Collected data

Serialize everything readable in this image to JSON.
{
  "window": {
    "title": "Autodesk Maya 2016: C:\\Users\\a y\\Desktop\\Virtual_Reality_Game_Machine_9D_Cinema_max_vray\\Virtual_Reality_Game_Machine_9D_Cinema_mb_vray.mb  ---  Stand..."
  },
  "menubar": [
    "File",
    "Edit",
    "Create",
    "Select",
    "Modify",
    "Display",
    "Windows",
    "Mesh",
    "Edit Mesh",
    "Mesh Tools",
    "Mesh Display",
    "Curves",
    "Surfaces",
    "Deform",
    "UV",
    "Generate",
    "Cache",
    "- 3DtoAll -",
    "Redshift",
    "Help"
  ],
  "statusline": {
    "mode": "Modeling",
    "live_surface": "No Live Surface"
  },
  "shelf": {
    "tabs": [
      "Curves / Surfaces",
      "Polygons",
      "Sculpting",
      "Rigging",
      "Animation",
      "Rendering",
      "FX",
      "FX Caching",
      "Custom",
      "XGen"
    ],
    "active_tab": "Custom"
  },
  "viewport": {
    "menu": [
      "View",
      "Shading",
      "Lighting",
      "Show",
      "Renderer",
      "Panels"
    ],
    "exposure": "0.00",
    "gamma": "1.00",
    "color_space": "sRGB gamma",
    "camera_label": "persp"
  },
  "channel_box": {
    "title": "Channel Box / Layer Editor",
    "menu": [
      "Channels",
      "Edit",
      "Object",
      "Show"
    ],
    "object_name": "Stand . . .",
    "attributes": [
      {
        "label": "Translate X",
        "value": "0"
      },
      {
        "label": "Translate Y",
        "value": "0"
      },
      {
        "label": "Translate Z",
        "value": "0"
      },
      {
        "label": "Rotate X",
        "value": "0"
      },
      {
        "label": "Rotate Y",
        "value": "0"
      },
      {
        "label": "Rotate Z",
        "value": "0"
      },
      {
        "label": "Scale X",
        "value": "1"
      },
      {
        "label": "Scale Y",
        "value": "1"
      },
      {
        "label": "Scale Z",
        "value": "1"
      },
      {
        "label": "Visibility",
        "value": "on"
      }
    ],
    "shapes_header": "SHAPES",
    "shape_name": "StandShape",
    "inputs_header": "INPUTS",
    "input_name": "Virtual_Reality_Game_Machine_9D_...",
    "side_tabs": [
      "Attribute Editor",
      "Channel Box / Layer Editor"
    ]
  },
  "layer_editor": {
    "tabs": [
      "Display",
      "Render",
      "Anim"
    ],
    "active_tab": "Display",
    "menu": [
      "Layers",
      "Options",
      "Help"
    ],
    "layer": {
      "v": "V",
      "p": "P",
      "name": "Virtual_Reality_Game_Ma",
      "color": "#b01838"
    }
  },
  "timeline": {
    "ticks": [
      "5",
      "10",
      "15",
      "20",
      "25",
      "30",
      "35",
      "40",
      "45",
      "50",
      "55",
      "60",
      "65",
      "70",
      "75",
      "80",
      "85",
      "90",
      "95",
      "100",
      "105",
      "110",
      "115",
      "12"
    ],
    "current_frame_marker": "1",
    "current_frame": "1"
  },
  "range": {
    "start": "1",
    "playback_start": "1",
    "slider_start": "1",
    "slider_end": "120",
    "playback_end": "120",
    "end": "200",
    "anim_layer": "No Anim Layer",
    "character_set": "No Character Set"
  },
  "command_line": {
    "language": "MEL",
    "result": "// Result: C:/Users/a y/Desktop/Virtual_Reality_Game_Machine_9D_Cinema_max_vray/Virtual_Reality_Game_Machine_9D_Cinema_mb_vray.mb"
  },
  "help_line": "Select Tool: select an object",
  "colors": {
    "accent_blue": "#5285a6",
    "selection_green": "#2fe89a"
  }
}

* **Task goal**
Write out all records exactly, keeping every detail.

* **Response**
Serialize everything readable in this image to JSON.
{
  "window": {
    "title": "Autodesk Maya 2016: C:\\Users\\a y\\Desktop\\Virtual_Reality_Game_Machine_9D_Cinema_max_vray\\Virtual_Reality_Game_Machine_9D_Cinema_mb_vray.mb  ---  Stand..."
  },
  "menubar": [
    "File",
    "Edit",
    "Create",
    "Select",
    "Modify",
    "Display",
    "Windows",
    "Mesh",
    "Edit Mesh",
    "Mesh Tools",
    "Mesh Display",
    "Curves",
    "Surfaces",
    "Deform",
    "UV",
    "Generate",
    "Cache",
    "- 3DtoAll -",
    "Redshift",
    "Help"
  ],
  "statusline": {
    "mode": "Modeling",
    "live_surface": "No Live Surface"
  },
  "shelf": {
    "tabs": [
      "Curves / Surfaces",
      "Polygons",
      "Sculpting",
      "Rigging",
      "Animation",
      "Rendering",
      "FX",
      "FX Caching",
      "Custom",
      "XGen"
    ],
    "active_tab": "Custom"
  },
  "viewport": {
    "menu": [
      "View",
      "Shading",
      "Lighting",
      "Show",
      "Renderer",
      "Panels"
    ],
    "exposure": "0.00",
    "gamma": "1.00",
    "color_space": "sRGB gamma",
    "camera_label": "persp"
  },
  "channel_box": {
    "title": "Channel Box / Layer Editor",
    "menu": [
      "Channels",
      "Edit",
      "Object",
      "Show"
    ],
    "object_name": "Stand . . .",
    "attributes": [
      {
        "label": "Translate X",
        "value": "0"
      },
      {
        "label": "Translate Y",
        "value": "0"
      },
      {
        "label": "Translate Z",
        "value": "0"
      },
      {
        "label": "Rotate X",
        "value": "0"
      },
      {
        "label": "Rotate Y",
        "value": "0"
      },
      {
        "label": "Rotate Z",
        "value": "0"
      },
      {
        "label": "Scale X",
        "value": "1"
      },
      {
        "label": "Scale Y",
        "value": "1"
      },
      {
        "label": "Scale Z",
        "value": "1"
      },
      {
        "label": "Visibility",
        "value": "on"
      }
    ],
    "shapes_header": "SHAPES",
    "shape_name": "StandShape",
    "inputs_header": "INPUTS",
    "input_name": "Virtual_Reality_Game_Machine_9D_...",
    "side_tabs": [
      "Attribute Editor",
      "Channel Box / Layer Editor"
    ]
  },
  "layer_editor": {
    "tabs": [
      "Display",
      "Render",
      "Anim"
    ],
    "active_tab": "Display",
    "menu": [
      "Layers",
      "Options",
      "Help"
    ],
    "layer": {
      "v": "V",
      "p": "P",
      "name": "Virtual_Reality_Game_Ma",
      "color": "#b01838"
    }
  },
  "timeline": {
    "ticks": [
      "5",
      "10",
      "15",
      "20",
      "25",
      "30",
      "35",
      "40",
      "45",
      "50",
      "55",
      "60",
      "65",
      "70",
      "75",
      "80",
      "85",
      "90",
      "95",
      "100",
      "105",
      "110",
      "115",
      "12"
    ],
    "current_frame_marker": "1",
    "current_frame": "1"
  },
  "range": {
    "start": "1",
    "playback_start": "1",
    "slider_start": "1",
    "slider_end": "120",
    "playback_end": "120",
    "end": "200",
    "anim_layer": "No Anim Layer",
    "character_set": "No Character Set"
  },
  "command_line": {
    "language": "MEL",
    "result": "// Result: C:/Users/a y/Desktop/Virtual_Reality_Game_Machine_9D_Cinema_max_vray/Virtual_Reality_Game_Machine_9D_Cinema_mb_vray.mb"
  },
  "help_line": "Select Tool: select an object",
  "colors": {
    "accent_blue": "#5285a6",
    "selection_green": "#2fe89a"
  }
}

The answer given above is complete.